### Dataset content ###

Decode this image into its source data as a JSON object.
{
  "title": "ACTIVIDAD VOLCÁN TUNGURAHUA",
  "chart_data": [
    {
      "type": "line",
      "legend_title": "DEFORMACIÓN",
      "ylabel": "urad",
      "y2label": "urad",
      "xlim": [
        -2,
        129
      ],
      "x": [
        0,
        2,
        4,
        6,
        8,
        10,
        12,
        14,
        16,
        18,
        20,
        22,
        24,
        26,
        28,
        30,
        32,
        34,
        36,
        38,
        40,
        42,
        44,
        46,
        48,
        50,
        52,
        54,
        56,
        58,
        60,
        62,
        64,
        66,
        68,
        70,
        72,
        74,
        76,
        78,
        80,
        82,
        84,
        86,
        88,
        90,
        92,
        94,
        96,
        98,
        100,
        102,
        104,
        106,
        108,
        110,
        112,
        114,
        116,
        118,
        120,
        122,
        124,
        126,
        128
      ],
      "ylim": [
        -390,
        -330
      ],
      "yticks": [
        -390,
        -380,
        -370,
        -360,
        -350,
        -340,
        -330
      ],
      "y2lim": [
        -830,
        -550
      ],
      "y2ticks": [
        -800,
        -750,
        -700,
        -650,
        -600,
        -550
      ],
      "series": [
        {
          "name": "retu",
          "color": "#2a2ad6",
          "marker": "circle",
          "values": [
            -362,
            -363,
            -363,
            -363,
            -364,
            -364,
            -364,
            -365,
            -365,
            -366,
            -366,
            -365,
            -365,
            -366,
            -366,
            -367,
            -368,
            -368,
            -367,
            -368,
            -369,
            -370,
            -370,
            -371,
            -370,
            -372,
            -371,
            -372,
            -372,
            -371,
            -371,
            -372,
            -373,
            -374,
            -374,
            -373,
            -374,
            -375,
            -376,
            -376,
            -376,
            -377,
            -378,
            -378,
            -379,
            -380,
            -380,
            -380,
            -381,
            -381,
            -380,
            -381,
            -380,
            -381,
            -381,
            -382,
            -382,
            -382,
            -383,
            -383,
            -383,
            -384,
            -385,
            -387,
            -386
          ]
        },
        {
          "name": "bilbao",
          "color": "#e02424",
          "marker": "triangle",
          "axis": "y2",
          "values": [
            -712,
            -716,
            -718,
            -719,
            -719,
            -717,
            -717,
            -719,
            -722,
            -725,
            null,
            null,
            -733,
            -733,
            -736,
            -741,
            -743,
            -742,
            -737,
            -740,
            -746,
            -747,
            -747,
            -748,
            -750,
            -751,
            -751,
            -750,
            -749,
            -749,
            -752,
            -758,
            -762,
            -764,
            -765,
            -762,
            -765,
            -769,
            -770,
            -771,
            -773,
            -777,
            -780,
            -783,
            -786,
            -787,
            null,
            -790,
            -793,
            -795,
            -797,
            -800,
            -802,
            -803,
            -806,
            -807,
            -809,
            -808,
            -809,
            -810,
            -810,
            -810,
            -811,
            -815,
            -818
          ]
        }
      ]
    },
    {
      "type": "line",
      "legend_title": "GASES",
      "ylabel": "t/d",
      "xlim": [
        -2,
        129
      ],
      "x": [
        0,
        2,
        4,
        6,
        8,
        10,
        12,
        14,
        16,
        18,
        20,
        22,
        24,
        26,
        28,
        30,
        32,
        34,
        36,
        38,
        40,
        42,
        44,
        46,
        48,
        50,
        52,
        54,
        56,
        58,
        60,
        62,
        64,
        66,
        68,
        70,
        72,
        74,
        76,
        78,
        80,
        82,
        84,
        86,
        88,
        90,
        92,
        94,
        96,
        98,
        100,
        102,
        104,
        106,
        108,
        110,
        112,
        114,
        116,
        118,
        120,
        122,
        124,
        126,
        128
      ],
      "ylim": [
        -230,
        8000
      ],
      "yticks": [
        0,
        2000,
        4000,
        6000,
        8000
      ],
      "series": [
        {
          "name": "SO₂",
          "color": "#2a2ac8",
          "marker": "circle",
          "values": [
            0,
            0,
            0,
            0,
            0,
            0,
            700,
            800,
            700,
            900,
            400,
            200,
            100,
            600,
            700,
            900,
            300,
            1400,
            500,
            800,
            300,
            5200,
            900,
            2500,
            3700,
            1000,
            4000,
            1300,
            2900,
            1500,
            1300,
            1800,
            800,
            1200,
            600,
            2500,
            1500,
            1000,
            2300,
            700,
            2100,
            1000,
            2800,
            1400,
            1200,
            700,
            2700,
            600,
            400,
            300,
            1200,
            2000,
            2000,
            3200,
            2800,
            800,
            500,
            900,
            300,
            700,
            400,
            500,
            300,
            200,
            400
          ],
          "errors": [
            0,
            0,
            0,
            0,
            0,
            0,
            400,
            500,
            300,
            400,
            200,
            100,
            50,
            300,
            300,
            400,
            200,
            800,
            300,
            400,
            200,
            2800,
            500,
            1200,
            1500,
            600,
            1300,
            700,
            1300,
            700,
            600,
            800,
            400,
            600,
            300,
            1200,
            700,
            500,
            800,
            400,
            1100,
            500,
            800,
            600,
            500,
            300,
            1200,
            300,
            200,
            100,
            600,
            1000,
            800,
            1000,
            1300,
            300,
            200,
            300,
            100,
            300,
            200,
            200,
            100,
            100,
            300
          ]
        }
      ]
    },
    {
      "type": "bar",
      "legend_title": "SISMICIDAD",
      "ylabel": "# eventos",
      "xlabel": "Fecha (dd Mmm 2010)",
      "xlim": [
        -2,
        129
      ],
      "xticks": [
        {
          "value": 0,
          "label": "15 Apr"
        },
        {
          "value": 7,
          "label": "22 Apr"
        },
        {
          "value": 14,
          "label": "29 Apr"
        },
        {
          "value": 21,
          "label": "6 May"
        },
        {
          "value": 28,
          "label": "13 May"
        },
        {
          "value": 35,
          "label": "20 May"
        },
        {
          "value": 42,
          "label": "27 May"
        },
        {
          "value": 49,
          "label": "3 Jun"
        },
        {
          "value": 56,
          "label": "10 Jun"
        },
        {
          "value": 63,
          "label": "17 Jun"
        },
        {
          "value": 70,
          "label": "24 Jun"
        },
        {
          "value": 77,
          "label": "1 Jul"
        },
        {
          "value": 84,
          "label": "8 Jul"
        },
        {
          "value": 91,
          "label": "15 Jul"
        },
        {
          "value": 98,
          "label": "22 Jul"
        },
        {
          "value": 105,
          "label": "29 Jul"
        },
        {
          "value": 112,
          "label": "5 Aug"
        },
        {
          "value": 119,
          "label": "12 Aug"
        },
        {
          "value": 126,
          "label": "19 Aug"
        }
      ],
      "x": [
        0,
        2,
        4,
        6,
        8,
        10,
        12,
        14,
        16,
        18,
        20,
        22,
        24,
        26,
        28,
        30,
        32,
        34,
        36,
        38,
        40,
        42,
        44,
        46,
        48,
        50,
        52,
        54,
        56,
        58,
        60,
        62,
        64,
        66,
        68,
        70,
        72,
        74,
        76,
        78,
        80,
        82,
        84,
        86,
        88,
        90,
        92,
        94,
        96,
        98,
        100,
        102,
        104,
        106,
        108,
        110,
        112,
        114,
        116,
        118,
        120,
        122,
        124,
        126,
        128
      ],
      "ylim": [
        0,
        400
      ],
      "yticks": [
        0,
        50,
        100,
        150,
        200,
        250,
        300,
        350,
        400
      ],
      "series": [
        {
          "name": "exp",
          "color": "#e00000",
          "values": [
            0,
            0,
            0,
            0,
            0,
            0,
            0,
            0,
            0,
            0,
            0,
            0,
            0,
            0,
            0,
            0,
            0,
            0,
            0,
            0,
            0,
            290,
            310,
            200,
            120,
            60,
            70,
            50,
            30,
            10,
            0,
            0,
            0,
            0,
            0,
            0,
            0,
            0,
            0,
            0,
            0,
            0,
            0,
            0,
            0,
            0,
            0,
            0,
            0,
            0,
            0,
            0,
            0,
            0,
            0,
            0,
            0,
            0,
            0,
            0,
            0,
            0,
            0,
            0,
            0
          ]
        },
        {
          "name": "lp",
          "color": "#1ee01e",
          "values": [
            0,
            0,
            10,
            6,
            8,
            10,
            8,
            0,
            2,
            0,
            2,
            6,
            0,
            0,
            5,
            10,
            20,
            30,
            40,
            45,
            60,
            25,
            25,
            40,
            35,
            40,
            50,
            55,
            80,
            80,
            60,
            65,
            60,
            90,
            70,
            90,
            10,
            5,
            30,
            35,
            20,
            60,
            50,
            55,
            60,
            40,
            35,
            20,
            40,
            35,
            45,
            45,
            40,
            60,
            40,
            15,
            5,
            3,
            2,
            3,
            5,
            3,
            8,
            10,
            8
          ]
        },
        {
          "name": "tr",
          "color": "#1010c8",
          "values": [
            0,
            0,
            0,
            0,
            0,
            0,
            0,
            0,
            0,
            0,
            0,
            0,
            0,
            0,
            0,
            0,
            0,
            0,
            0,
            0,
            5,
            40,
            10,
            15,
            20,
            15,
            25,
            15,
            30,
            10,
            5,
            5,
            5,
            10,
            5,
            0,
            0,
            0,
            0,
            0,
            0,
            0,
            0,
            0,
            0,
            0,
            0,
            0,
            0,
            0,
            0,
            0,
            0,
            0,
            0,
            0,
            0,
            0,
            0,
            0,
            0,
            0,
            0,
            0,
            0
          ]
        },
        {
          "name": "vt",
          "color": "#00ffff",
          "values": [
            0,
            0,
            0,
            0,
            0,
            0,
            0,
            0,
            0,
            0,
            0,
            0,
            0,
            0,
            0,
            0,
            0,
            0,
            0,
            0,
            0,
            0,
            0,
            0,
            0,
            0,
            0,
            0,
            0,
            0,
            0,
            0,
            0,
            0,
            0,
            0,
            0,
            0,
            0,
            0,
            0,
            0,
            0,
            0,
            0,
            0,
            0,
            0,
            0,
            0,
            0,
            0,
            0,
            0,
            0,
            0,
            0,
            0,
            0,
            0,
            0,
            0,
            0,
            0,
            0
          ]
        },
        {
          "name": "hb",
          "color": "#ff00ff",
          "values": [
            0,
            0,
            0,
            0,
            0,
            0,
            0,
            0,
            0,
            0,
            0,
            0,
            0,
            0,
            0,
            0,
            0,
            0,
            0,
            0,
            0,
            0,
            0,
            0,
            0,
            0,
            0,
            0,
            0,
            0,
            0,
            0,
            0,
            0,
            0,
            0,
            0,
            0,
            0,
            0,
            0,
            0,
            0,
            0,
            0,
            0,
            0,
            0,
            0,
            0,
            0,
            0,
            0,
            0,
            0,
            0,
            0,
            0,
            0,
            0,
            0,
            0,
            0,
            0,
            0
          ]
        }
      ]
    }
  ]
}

###

**Do this:** Scan the records for the string "color". Copy each line in which it appears.

**Answer for the task:**
          "color": "#2a2ad6",
          "color": "#e02424",
          "color": "#2a2ac8",
          "color": "#e00000",
          "color": "#1ee01e",
          "color": "#1010c8",
          "color": "#00ffff",
          "color": "#ff00ff",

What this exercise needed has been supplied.